▶ [Zadanie]
Przepisz bez żadnych zmian wiersze od samego początku pozycji aż do wiersza z „title-rest-part: produced using” włącznie.

Pozycje źródłowe
⁂
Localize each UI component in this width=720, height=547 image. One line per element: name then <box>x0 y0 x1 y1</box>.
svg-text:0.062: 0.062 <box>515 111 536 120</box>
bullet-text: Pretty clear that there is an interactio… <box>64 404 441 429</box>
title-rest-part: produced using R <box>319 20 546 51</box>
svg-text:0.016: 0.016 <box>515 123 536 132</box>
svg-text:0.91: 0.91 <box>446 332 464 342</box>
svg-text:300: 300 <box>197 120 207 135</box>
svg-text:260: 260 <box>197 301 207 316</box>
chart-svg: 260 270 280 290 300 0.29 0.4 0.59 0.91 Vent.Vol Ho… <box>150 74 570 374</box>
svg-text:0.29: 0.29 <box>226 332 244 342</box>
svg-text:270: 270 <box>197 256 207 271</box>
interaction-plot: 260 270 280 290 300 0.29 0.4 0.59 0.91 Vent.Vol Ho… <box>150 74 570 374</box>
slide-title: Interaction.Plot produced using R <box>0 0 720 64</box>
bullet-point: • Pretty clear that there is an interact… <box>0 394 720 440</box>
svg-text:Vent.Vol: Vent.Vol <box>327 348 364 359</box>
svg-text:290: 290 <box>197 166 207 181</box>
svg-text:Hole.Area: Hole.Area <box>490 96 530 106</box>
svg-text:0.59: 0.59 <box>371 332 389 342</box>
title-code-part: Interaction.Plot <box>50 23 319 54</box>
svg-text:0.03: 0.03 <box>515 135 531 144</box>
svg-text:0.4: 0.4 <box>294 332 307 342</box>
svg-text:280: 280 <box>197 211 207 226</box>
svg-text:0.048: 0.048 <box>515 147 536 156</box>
⁂
▶ [Rozwiązanie]
Localize each UI component in this width=720, height=547 image. One line per element: name then <box>x0 y0 x1 y1</box>.
svg-text:0.062: 0.062 <box>515 111 536 120</box>
bullet-text: Pretty clear that there is an interactio… <box>64 404 441 429</box>
title-rest-part: produced using R <box>319 20 546 51</box>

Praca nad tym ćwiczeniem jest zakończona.